→ **To do**
Copy out every line that contains "Prove".

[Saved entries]
..............................
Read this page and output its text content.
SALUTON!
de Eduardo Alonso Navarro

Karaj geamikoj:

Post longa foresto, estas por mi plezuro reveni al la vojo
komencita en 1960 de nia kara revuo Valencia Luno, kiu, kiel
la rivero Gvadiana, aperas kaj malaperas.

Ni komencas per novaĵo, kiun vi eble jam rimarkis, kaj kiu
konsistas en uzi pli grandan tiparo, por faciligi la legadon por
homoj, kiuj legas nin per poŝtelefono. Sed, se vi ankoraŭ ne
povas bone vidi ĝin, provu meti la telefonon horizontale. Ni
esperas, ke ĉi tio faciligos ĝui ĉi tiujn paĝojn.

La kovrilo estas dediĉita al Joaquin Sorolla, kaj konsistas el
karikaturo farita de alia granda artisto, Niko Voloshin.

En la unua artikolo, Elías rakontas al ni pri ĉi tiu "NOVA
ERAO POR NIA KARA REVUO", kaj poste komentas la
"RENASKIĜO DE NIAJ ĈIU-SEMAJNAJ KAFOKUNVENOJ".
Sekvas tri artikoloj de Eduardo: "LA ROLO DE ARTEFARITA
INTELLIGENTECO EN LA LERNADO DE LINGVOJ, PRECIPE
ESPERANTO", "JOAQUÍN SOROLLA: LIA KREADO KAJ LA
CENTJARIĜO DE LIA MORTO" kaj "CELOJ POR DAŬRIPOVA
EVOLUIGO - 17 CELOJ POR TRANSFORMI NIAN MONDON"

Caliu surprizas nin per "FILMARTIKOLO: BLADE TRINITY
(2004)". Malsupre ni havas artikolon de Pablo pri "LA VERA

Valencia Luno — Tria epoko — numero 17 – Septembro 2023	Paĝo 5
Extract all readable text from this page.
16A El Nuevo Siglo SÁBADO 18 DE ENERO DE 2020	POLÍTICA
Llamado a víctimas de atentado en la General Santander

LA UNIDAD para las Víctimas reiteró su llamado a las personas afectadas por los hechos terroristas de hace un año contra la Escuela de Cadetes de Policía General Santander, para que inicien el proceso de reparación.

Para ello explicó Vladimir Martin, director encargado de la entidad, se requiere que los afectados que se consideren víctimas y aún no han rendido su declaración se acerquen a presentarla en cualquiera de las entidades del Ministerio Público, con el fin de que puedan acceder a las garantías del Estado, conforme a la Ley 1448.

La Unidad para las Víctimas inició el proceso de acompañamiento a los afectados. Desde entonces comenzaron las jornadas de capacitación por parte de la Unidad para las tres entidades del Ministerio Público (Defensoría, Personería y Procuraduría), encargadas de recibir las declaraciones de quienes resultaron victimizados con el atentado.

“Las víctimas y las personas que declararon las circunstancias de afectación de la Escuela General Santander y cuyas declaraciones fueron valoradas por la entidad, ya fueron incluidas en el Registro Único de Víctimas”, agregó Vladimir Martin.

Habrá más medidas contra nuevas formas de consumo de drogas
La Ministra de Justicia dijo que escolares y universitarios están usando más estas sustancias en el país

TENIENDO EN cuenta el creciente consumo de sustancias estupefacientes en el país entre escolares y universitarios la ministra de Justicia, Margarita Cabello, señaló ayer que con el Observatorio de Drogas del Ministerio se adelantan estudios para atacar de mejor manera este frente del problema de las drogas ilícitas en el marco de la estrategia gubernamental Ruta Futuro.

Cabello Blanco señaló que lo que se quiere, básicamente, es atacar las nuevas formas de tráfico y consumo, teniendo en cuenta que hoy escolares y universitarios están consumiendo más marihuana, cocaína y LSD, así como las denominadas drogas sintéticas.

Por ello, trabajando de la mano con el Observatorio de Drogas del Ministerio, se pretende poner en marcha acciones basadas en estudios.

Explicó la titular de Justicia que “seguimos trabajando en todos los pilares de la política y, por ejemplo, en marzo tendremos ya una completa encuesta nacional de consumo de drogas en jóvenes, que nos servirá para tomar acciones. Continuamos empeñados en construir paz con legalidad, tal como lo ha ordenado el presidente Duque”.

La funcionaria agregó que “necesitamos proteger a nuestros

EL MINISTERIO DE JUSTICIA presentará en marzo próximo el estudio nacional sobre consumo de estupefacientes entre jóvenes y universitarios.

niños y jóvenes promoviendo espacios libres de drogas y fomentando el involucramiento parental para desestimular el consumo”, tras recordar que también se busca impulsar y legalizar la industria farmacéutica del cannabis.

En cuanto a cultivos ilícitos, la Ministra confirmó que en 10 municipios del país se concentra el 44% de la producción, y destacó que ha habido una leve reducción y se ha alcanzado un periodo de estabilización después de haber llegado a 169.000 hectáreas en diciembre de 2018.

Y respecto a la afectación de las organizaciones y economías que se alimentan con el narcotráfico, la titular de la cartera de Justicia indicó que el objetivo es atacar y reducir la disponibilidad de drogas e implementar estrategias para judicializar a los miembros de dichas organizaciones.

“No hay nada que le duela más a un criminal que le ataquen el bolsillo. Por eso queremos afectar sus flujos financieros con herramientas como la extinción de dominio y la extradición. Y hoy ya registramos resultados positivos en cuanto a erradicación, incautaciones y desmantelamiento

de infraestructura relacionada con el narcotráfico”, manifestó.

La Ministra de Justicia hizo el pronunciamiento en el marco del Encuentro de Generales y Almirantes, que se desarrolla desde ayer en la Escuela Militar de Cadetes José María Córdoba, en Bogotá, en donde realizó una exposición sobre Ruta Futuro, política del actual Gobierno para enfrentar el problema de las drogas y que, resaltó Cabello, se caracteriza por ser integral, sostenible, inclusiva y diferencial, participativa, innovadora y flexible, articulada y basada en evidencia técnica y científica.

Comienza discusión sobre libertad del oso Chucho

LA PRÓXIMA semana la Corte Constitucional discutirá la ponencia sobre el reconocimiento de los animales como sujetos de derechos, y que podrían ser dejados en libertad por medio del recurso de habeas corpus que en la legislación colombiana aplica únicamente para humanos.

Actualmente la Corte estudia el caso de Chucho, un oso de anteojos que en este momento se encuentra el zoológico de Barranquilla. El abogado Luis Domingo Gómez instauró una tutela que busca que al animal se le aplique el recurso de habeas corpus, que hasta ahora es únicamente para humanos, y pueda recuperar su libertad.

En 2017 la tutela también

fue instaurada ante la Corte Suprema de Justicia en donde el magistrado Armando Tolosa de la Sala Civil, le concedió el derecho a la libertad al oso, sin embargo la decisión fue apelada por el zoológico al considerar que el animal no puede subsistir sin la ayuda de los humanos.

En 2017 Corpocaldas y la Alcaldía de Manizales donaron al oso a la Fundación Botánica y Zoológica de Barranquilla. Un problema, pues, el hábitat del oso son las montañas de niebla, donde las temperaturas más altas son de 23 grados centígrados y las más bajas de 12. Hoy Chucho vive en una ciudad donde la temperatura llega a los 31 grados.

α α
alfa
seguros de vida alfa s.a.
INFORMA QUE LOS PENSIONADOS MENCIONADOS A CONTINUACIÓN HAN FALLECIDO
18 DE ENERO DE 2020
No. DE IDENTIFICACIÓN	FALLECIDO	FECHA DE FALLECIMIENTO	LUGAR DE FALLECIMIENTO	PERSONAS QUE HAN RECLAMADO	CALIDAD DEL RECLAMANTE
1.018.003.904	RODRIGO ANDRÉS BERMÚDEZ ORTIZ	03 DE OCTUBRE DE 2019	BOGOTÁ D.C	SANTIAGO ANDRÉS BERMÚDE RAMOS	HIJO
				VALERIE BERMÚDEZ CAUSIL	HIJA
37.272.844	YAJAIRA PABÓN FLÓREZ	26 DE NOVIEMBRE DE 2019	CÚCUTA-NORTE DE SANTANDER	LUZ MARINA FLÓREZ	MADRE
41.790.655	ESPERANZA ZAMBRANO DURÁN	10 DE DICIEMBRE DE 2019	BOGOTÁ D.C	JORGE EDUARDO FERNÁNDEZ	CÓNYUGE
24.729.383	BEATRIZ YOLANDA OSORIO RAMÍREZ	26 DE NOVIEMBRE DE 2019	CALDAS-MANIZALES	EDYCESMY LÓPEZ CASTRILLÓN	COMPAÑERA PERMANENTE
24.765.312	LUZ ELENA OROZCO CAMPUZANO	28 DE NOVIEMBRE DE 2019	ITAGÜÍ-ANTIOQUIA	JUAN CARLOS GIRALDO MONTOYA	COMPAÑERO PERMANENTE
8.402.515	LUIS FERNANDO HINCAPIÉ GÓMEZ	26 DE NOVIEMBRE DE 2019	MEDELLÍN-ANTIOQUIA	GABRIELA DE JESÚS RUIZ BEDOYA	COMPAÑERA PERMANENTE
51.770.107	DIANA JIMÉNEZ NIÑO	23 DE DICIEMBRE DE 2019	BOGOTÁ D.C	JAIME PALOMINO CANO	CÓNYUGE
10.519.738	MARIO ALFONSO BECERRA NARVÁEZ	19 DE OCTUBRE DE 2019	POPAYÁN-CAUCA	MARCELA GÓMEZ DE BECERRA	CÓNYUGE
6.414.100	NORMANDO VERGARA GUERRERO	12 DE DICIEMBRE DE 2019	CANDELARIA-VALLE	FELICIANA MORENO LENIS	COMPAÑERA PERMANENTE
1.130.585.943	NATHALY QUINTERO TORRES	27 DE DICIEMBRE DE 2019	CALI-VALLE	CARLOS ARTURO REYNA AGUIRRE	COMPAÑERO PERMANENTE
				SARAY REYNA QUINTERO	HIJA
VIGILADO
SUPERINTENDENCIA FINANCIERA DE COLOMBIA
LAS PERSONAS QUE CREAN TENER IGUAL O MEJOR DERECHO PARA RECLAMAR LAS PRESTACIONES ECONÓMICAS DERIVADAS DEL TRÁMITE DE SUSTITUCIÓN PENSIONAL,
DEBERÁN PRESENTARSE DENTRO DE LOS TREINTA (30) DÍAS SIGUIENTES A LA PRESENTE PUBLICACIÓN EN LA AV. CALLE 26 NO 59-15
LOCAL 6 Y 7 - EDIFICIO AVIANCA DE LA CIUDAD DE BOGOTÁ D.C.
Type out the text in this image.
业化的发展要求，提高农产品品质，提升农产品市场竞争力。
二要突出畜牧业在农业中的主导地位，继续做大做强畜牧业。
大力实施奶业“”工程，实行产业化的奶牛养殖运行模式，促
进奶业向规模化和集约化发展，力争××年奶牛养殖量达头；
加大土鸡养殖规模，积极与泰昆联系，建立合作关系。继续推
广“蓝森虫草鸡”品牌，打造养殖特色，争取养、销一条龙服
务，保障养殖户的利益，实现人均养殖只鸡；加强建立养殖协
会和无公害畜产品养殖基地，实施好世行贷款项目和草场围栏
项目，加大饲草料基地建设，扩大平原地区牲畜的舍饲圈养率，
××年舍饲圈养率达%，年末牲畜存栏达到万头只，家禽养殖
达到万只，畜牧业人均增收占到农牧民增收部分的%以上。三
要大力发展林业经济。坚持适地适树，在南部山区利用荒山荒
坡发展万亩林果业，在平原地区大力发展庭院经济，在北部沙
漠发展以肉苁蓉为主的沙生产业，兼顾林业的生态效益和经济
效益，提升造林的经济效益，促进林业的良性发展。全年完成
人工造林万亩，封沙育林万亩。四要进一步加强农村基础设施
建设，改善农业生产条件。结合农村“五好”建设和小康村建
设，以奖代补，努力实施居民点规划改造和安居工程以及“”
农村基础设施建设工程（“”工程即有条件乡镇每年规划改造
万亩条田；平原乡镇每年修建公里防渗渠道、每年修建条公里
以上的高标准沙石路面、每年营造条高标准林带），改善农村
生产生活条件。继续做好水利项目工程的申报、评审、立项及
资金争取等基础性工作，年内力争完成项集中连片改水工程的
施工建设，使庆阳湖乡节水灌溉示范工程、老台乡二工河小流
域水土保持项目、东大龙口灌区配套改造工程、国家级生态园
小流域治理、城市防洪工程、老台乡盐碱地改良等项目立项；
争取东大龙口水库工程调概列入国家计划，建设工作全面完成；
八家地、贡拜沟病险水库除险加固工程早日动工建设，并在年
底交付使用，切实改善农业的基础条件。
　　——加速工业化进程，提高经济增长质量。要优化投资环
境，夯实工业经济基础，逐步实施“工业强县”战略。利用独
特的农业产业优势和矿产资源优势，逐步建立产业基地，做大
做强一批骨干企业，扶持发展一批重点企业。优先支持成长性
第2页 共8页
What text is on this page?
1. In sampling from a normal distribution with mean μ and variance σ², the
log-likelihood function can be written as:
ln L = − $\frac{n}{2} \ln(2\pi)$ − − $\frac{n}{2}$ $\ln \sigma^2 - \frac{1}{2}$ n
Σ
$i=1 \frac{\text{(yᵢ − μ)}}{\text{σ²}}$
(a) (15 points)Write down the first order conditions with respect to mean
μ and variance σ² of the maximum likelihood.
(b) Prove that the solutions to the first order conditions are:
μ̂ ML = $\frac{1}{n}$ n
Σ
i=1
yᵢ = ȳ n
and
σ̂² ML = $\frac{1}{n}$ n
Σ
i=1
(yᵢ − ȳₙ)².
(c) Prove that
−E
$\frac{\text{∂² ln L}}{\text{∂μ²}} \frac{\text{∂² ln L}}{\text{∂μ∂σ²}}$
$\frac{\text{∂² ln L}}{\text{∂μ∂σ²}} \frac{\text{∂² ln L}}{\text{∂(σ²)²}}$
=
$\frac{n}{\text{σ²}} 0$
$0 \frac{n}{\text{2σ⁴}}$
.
..............................
→ **Exercise solution**
(b) Prove that the solutions to the first order conditions are:
(c) Prove that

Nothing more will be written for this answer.